[Stored entries]

Start

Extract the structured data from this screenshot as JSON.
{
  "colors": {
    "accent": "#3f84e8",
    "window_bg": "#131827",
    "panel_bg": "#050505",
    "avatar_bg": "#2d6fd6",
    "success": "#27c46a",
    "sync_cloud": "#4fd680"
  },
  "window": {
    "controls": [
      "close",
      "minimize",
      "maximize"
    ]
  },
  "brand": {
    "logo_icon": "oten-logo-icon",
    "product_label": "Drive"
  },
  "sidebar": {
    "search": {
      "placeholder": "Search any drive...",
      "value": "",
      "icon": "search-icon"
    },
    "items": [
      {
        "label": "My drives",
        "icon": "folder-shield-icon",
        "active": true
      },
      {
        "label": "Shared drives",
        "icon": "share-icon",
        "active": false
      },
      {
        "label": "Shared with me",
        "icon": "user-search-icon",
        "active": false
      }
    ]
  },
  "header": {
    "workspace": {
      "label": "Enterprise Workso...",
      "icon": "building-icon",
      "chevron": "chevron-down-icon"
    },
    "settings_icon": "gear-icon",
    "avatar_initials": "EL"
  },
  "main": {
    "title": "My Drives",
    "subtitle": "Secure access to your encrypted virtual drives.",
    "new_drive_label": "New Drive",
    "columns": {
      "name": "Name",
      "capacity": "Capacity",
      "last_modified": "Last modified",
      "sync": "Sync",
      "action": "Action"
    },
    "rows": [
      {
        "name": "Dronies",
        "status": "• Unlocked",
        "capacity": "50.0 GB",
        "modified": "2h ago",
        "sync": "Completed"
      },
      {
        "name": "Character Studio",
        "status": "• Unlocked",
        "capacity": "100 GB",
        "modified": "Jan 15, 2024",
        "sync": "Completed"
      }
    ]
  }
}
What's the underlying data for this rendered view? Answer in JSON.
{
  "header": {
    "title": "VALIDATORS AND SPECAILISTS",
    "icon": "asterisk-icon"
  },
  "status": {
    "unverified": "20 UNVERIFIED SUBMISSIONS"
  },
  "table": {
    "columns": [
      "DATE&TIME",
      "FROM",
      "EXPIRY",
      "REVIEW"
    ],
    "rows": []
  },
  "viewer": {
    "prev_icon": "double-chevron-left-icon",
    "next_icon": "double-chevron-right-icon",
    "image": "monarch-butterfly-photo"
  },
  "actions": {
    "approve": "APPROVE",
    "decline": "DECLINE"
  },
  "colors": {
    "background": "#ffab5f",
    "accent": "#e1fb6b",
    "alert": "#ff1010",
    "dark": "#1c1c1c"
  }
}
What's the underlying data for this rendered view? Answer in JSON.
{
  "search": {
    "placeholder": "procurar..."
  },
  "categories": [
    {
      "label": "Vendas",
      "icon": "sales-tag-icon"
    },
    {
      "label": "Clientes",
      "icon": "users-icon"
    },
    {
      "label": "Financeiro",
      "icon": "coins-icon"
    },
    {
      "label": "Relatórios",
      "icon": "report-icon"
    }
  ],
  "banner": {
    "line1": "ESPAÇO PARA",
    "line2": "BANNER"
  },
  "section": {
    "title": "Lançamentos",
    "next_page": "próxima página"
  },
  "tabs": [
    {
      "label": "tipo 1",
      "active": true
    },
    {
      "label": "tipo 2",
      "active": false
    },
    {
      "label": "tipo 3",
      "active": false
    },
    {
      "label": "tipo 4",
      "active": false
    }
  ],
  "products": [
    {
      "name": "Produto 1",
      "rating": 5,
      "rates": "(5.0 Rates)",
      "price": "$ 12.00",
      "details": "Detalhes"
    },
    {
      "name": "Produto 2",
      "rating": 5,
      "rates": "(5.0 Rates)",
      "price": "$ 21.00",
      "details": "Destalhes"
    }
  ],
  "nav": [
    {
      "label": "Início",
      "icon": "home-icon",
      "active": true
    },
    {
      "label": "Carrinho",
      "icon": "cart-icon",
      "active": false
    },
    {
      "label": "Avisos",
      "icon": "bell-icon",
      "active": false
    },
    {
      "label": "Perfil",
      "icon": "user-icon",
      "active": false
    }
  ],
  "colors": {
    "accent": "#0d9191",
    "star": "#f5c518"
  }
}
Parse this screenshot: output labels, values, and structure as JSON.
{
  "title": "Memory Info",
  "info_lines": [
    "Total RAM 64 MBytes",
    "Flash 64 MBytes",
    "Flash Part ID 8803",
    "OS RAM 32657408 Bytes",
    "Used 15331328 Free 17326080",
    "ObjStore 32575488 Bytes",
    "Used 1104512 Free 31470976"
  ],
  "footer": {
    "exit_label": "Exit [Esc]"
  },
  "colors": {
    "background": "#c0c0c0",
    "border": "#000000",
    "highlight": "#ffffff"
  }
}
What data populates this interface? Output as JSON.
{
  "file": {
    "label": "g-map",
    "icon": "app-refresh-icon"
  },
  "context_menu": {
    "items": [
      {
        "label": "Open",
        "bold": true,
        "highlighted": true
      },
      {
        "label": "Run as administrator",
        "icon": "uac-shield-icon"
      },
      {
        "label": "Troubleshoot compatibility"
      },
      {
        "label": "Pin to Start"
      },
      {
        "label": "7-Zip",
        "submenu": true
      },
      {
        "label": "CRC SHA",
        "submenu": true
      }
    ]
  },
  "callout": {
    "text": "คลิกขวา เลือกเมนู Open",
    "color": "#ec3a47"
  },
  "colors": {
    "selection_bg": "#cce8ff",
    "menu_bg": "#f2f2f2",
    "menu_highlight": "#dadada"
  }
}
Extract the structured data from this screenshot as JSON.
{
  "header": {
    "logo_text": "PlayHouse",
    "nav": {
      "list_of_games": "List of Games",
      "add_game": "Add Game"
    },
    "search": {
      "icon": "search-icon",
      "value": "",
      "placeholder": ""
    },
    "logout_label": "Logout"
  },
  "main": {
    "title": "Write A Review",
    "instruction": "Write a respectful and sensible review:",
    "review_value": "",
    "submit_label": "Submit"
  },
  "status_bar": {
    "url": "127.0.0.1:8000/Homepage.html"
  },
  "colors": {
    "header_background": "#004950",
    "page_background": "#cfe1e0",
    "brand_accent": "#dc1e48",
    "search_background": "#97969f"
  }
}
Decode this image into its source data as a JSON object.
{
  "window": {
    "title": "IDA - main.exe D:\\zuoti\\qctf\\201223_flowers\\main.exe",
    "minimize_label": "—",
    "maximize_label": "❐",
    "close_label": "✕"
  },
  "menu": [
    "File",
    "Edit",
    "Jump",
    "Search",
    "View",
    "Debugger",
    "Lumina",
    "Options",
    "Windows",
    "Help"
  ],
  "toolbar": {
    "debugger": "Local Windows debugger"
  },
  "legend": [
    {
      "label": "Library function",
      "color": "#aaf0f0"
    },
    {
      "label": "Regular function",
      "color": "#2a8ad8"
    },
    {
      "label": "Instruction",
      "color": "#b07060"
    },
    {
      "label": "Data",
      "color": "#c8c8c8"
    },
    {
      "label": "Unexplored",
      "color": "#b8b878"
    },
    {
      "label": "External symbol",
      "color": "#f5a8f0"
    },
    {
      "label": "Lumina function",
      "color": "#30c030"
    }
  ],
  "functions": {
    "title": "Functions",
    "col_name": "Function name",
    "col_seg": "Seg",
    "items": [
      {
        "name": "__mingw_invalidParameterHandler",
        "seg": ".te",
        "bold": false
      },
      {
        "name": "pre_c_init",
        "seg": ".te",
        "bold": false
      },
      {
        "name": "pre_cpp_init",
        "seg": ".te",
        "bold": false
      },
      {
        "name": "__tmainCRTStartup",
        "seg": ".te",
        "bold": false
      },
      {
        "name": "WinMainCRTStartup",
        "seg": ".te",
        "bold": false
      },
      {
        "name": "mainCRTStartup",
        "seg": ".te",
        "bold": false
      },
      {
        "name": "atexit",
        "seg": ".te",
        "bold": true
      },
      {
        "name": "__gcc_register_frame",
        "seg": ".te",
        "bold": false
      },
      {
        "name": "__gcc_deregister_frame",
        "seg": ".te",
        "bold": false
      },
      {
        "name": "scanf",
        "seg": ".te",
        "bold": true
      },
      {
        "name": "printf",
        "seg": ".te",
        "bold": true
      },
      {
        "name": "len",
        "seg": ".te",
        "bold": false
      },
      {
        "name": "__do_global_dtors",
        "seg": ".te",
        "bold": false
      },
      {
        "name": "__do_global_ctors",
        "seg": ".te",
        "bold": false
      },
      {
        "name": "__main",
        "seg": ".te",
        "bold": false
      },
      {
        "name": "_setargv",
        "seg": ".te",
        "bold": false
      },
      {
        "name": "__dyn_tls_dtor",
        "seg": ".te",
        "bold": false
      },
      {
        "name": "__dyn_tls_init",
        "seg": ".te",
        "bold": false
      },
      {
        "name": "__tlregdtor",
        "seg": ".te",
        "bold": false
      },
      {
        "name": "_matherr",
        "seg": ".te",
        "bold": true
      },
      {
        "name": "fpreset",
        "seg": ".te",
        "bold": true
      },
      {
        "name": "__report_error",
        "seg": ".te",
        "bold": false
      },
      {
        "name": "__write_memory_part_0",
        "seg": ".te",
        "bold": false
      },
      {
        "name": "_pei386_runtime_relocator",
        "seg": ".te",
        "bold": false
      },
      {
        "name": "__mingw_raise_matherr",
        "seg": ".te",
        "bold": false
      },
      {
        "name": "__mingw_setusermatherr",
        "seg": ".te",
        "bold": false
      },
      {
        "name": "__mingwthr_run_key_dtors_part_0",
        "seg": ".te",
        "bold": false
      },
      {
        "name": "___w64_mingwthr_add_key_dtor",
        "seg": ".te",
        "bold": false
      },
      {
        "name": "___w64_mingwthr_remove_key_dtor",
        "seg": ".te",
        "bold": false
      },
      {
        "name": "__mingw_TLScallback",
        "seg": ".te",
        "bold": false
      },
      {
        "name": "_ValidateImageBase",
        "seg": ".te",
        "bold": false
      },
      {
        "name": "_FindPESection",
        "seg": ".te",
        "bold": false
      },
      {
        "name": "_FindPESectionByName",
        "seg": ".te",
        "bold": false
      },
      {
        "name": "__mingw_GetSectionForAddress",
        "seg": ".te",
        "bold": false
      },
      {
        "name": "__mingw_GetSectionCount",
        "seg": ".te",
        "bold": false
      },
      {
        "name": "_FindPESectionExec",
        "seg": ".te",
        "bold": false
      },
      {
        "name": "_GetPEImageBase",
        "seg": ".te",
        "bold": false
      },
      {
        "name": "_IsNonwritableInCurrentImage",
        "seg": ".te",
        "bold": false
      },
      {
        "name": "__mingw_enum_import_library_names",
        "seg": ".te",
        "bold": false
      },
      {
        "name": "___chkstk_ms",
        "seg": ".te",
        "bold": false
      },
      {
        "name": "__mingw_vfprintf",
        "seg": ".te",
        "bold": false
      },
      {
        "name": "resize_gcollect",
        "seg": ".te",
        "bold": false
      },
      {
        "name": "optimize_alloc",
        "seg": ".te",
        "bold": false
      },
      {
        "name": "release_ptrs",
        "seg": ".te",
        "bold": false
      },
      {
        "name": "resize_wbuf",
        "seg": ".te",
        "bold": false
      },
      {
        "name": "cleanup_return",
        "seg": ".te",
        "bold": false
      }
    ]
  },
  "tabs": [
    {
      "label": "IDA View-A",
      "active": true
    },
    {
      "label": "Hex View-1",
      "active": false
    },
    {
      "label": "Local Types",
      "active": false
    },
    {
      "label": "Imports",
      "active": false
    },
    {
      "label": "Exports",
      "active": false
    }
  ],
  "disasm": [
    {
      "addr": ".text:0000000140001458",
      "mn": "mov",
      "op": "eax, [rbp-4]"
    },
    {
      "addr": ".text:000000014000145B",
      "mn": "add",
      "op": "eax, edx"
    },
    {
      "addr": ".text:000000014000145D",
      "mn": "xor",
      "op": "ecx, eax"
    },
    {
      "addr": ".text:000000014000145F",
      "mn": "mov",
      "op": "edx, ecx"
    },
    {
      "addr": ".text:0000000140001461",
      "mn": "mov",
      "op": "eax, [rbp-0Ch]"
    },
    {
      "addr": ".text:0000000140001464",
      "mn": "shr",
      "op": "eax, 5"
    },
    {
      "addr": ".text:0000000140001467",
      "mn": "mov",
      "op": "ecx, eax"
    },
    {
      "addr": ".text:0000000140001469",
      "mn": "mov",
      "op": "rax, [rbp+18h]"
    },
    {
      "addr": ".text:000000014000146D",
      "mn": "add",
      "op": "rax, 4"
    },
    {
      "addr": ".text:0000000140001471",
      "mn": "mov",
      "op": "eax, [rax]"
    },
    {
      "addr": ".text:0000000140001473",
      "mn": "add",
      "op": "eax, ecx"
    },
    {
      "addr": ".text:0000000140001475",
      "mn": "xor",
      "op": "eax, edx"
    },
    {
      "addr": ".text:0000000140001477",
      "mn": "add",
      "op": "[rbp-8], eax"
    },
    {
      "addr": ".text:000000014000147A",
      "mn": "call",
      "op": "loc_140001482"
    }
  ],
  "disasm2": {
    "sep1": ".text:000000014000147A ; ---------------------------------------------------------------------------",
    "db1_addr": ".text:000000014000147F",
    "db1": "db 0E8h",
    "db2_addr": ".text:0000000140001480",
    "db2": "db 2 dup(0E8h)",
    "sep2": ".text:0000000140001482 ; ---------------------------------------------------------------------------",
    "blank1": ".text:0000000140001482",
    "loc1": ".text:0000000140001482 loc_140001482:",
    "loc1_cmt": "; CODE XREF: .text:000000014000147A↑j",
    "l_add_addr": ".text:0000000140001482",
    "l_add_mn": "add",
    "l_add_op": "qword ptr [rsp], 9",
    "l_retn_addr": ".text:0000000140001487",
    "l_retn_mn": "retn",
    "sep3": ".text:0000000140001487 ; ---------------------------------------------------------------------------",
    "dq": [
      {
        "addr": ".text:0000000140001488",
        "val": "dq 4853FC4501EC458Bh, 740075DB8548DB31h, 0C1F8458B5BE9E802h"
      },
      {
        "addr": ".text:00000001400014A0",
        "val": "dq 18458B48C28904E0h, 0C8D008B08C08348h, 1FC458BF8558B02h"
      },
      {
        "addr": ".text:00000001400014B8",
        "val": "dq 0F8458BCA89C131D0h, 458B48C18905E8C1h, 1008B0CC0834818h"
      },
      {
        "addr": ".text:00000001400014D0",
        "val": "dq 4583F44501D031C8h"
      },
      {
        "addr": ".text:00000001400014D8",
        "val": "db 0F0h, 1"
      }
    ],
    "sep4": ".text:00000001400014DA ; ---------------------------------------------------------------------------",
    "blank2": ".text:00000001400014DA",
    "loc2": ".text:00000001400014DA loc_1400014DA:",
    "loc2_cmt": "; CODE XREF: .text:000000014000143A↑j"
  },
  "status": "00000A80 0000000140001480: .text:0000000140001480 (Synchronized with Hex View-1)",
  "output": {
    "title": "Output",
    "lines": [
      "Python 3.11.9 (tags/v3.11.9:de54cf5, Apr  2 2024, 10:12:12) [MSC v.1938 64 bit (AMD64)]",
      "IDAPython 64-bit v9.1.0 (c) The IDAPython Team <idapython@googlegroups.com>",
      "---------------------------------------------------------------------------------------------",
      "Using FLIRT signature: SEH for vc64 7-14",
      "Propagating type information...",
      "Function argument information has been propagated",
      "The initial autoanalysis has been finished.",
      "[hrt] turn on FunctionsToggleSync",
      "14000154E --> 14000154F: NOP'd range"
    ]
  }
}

End

#### [THE EXERCISE]
Report every line containing the word "double" from the listing above.

#### [PROBLEM SOLUTION]
    "prev_icon": "double-chevron-left-icon",
    "next_icon": "double-chevron-right-icon",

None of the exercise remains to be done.